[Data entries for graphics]
## begin

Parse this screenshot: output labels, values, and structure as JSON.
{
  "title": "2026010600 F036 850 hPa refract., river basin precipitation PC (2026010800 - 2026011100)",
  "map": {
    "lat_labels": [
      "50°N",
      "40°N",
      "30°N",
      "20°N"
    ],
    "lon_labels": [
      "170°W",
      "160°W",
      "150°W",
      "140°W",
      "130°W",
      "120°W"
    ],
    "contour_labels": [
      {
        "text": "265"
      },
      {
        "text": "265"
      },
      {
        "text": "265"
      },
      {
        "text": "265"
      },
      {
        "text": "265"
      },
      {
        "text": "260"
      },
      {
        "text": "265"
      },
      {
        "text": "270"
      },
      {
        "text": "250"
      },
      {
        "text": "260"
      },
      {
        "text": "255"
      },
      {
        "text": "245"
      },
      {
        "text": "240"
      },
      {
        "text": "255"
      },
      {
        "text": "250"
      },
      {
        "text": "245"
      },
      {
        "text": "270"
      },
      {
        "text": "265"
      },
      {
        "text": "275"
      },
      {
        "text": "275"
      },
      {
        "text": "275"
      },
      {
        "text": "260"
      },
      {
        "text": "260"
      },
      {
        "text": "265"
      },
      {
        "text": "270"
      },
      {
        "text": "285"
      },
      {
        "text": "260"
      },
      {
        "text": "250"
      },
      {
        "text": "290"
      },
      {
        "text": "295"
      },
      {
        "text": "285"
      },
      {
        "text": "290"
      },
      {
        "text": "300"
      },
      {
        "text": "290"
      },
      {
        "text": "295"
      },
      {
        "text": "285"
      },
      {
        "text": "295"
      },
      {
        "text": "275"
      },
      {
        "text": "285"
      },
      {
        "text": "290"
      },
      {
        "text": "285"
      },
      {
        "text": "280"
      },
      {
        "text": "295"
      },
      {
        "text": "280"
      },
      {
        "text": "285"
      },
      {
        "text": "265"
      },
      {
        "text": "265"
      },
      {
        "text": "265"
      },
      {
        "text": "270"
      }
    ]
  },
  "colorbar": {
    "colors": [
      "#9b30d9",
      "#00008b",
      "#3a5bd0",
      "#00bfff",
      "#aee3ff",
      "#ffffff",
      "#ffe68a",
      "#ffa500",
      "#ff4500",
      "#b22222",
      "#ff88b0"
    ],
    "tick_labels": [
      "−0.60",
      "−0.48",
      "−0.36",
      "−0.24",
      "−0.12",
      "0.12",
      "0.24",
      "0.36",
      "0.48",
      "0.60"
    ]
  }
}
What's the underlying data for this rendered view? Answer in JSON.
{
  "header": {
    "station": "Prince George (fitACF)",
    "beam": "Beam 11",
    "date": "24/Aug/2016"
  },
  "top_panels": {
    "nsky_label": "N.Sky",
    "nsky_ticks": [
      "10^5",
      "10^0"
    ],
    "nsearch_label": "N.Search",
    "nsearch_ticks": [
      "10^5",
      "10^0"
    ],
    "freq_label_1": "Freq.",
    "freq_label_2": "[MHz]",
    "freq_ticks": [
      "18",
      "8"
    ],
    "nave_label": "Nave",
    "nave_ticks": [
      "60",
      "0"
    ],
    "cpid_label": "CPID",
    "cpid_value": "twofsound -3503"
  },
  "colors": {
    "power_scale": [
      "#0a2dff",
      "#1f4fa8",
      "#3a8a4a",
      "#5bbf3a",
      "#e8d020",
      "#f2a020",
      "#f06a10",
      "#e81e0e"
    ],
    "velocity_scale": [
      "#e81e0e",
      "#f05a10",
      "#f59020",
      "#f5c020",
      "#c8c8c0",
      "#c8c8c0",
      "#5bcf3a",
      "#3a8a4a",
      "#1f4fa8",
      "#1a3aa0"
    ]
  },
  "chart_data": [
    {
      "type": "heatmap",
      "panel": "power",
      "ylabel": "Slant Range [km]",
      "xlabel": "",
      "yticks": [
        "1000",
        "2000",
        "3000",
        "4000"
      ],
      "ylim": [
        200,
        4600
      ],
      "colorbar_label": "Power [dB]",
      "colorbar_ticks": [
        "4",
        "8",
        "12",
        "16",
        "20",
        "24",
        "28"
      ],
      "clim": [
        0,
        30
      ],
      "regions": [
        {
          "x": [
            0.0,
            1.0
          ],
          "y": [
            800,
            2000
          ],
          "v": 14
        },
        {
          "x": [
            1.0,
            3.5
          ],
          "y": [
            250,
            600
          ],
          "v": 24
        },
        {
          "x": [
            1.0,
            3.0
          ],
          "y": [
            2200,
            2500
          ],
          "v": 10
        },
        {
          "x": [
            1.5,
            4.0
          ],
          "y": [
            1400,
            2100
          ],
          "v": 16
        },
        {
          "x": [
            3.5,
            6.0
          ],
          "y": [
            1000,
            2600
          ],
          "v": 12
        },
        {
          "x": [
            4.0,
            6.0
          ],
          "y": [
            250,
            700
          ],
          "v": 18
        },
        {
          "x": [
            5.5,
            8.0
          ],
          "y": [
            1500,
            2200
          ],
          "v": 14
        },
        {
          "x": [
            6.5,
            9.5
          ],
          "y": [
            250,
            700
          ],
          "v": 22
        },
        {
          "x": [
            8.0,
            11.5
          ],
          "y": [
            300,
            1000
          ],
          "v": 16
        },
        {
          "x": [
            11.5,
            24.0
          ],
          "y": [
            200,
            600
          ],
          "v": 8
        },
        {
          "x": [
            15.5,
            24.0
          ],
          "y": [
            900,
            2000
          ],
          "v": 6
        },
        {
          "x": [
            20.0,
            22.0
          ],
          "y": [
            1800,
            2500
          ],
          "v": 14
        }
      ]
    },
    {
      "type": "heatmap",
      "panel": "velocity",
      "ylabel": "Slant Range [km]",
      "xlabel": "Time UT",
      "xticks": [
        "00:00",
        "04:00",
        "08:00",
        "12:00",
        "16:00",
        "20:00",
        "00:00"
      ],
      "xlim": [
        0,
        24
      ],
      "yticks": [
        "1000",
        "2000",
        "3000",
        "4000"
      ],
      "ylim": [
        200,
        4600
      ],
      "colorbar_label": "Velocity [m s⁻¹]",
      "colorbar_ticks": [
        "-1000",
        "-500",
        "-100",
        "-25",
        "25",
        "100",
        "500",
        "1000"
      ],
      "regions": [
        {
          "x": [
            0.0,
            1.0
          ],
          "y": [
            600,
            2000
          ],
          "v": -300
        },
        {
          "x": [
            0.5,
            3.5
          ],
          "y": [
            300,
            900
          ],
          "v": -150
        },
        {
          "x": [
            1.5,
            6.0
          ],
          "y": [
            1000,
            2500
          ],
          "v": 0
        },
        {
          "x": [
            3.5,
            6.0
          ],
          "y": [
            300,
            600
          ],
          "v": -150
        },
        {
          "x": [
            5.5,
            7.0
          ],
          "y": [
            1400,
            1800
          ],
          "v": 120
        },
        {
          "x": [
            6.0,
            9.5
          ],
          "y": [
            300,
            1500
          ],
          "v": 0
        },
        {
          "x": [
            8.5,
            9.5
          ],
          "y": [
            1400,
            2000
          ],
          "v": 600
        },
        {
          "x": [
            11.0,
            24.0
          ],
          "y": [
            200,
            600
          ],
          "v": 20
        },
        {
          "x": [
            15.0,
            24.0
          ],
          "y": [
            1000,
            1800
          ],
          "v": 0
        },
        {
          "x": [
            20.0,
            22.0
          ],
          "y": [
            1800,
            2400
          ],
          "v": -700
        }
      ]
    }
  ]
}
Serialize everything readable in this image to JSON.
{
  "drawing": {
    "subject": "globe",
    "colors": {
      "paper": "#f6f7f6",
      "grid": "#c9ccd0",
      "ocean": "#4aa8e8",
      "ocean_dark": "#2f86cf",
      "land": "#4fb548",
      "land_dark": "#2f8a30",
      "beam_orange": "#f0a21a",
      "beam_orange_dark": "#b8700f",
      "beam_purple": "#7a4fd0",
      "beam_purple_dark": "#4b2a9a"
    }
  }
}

## end

■ Aim of the exercise ■
Extract all lines that hold the word "JSON".

■ Output ■
Parse this screenshot: output labels, values, and structure as JSON.
What's the underlying data for this rendered view? Answer in JSON.
Serialize everything readable in this image to JSON.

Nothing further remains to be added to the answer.